§ **INSTRUCTIONS TO FOLLOW**
Rewrite all the material below with every "random walks" swapped for "random paths" and everything else unchanged. Leave the pictures out of your answer.

§ **EXCERPTED RECORDS**
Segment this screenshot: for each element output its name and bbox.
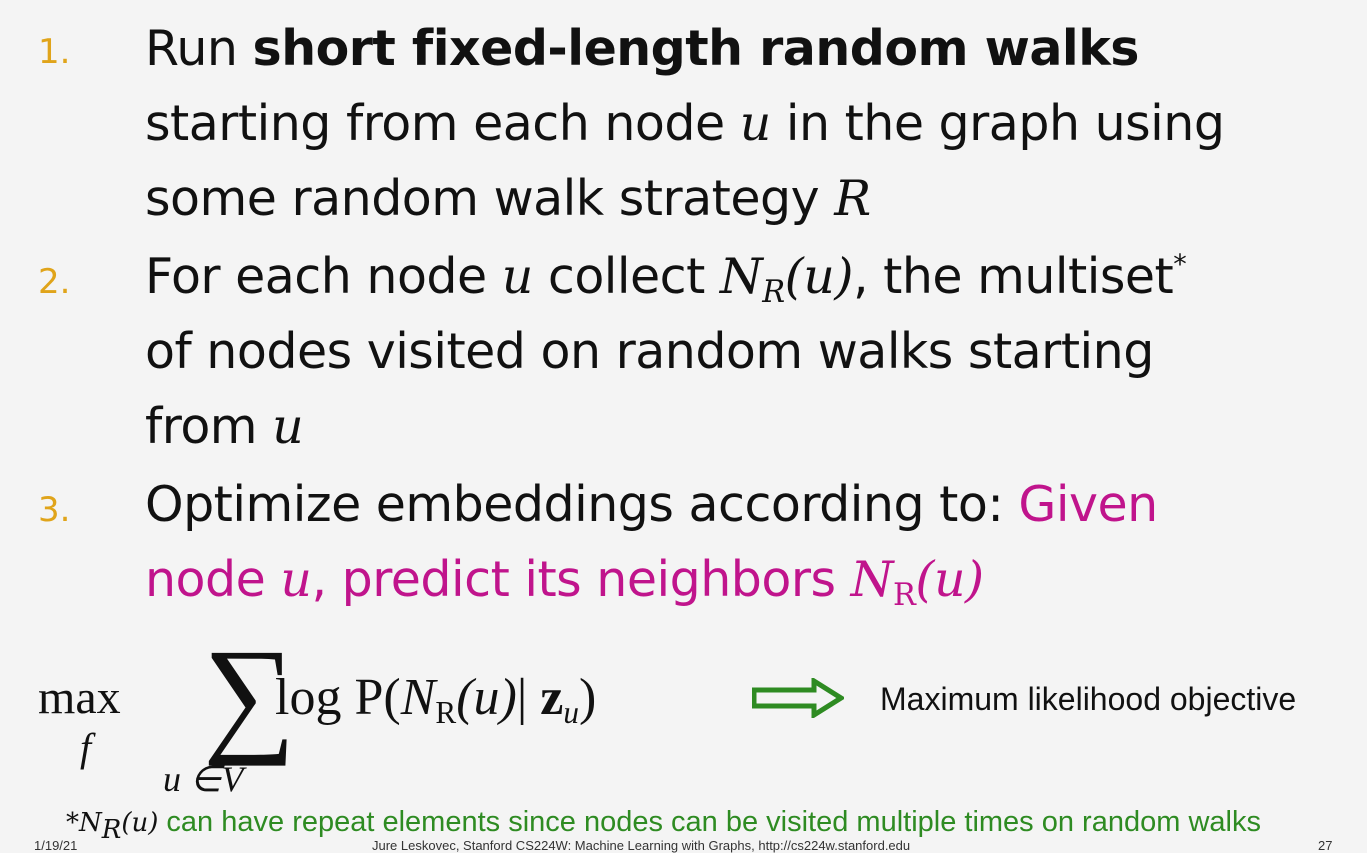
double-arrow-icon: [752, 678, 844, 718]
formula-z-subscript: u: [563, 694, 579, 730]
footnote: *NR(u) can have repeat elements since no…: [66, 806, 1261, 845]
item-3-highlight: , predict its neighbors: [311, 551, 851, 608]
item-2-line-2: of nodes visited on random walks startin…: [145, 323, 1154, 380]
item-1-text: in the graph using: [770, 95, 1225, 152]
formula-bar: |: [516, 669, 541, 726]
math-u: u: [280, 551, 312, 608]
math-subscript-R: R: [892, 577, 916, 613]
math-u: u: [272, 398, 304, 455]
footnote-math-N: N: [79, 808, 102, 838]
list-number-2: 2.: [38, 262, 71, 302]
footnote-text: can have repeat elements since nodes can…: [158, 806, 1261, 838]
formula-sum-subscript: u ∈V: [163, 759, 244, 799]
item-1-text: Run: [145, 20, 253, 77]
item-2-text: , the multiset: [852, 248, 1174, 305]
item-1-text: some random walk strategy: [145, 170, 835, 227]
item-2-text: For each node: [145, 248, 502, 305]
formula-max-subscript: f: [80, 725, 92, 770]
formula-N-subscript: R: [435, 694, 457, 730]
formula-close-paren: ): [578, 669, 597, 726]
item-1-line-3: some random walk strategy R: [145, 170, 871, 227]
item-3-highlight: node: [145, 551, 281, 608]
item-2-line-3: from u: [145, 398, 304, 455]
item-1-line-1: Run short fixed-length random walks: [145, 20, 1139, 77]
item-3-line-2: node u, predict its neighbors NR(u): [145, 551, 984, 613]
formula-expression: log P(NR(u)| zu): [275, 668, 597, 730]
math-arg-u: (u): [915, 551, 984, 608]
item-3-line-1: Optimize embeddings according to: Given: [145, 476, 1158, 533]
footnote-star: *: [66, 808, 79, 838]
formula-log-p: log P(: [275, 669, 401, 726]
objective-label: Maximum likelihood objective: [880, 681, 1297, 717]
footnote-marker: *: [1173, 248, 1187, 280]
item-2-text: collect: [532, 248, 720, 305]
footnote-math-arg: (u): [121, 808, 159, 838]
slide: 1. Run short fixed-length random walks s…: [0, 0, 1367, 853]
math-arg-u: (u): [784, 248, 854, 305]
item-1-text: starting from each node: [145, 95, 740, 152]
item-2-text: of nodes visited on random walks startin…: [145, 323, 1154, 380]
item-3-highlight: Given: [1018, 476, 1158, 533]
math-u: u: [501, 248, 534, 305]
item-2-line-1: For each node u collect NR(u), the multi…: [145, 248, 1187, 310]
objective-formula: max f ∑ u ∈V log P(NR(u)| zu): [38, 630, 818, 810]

§ **WRITTEN SOLUTION**
Segment this screenshot: for each element output its name and bbox.
double-arrow-icon: [752, 678, 844, 718]
formula-z-subscript: u: [563, 694, 579, 730]
footnote: *NR(u) can have repeat elements since no…: [66, 806, 1261, 845]
item-3-highlight: , predict its neighbors: [311, 551, 851, 608]
item-2-line-2: of nodes visited on random paths startin…: [145, 323, 1154, 380]
item-1-text: in the graph using: [770, 95, 1225, 152]
formula-bar: |: [516, 669, 541, 726]
math-u: u: [280, 551, 312, 608]
math-subscript-R: R: [892, 577, 916, 613]
math-u: u: [272, 398, 304, 455]
footnote-math-N: N: [79, 808, 102, 838]
list-number-2: 2.: [38, 262, 71, 302]
footnote-text: can have repeat elements since nodes can…: [158, 806, 1261, 838]
formula-sum-subscript: u ∈V: [163, 759, 244, 799]
item-1-text: Run: [145, 20, 253, 77]
item-2-text: , the multiset: [852, 248, 1174, 305]
item-1-text: some random walk strategy: [145, 170, 835, 227]
item-2-text: For each node: [145, 248, 502, 305]
formula-max-subscript: f: [80, 725, 92, 770]
formula-N-subscript: R: [435, 694, 457, 730]
formula-close-paren: ): [578, 669, 597, 726]
item-1-line-3: some random walk strategy R: [145, 170, 871, 227]
item-3-highlight: node: [145, 551, 281, 608]
item-2-line-3: from u: [145, 398, 304, 455]
item-1-line-1: Run short fixed-length random paths: [145, 20, 1139, 77]
item-3-line-2: node u, predict its neighbors NR(u): [145, 551, 984, 613]
formula-expression: log P(NR(u)| zu): [275, 668, 597, 730]
math-arg-u: (u): [915, 551, 984, 608]
item-3-line-1: Optimize embeddings according to: Given: [145, 476, 1158, 533]
footnote-star: *: [66, 808, 79, 838]
formula-log-p: log P(: [275, 669, 401, 726]
objective-label: Maximum likelihood objective: [880, 681, 1297, 717]
footnote-marker: *: [1173, 248, 1187, 280]
item-2-text: collect: [532, 248, 720, 305]
footnote-math-arg: (u): [121, 808, 159, 838]
slide: 1. Run short fixed-length random paths s…: [0, 0, 1367, 853]
math-arg-u: (u): [784, 248, 854, 305]
item-1-text: starting from each node: [145, 95, 740, 152]
item-2-text: of nodes visited on random paths startin…: [145, 323, 1154, 380]
item-3-highlight: Given: [1018, 476, 1158, 533]
math-u: u: [501, 248, 534, 305]
item-2-line-1: For each node u collect NR(u), the multi…: [145, 248, 1187, 310]
objective-formula: max f ∑ u ∈V log P(NR(u)| zu): [38, 630, 818, 810]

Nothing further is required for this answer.